● **GIVEN REQUEST**: Search the listing below for "name". Copy each matching line.

● **GIVEN RECORDS**:
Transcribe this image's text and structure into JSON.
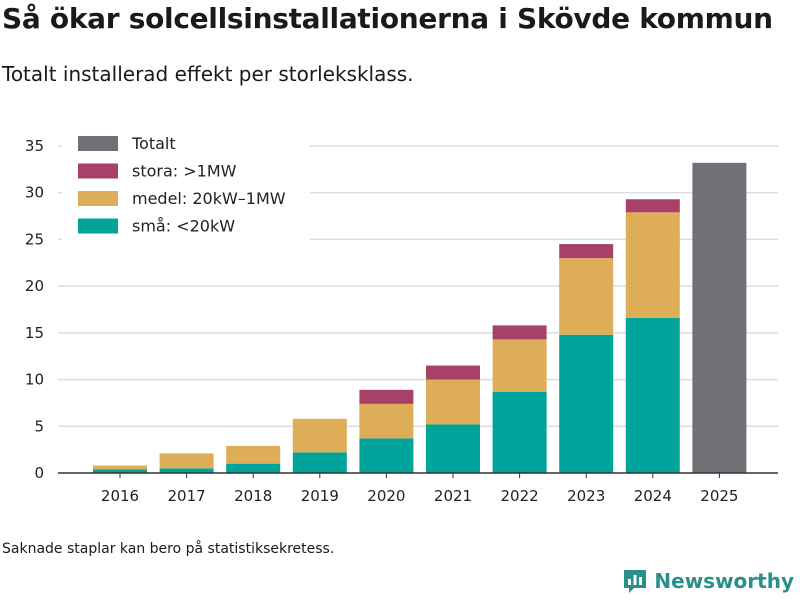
{
  "title": "Så ökar solcellsinstallationerna i Skövde kommun",
  "subtitle": "Totalt installerad effekt per storleksklass.",
  "footnote": "Saknade staplar kan bero på statistiksekretess.",
  "brand": {
    "name": "Newsworthy"
  },
  "colors": {
    "sma": "#00a49b",
    "medel": "#ddad58",
    "stora": "#a8416a",
    "totalt": "#717076",
    "grid": "#dddddd",
    "axis": "#333333"
  },
  "chart_data": {
    "type": "bar",
    "stacked": true,
    "categories": [
      "2016",
      "2017",
      "2018",
      "2019",
      "2020",
      "2021",
      "2022",
      "2023",
      "2024",
      "2025"
    ],
    "series": [
      {
        "key": "sma",
        "name": "små: <20kW",
        "values": [
          0.4,
          0.5,
          1.0,
          2.2,
          3.7,
          5.2,
          8.7,
          14.8,
          16.6,
          null
        ]
      },
      {
        "key": "medel",
        "name": "medel: 20kW–1MW",
        "values": [
          0.4,
          1.6,
          1.9,
          3.6,
          3.7,
          4.8,
          5.6,
          8.2,
          11.3,
          null
        ]
      },
      {
        "key": "stora",
        "name": "stora: >1MW",
        "values": [
          0,
          0,
          0,
          0,
          1.5,
          1.5,
          1.5,
          1.5,
          1.4,
          null
        ]
      },
      {
        "key": "totalt",
        "name": "Totalt",
        "values": [
          null,
          null,
          null,
          null,
          null,
          null,
          null,
          null,
          null,
          33.2
        ]
      }
    ],
    "legend_order": [
      "totalt",
      "stora",
      "medel",
      "sma"
    ],
    "legend_position": "top-left",
    "yticks": [
      0,
      5,
      10,
      15,
      20,
      25,
      30,
      35
    ],
    "ylim": [
      0,
      35
    ],
    "xlabel": "",
    "ylabel": "",
    "grid": true
  }
}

● **THE RESPONSE**:
    "name": "Newsworthy"
        "name": "små: <20kW",
        "name": "medel: 20kW–1MW",
        "name": "stora: >1MW",
        "name": "Totalt",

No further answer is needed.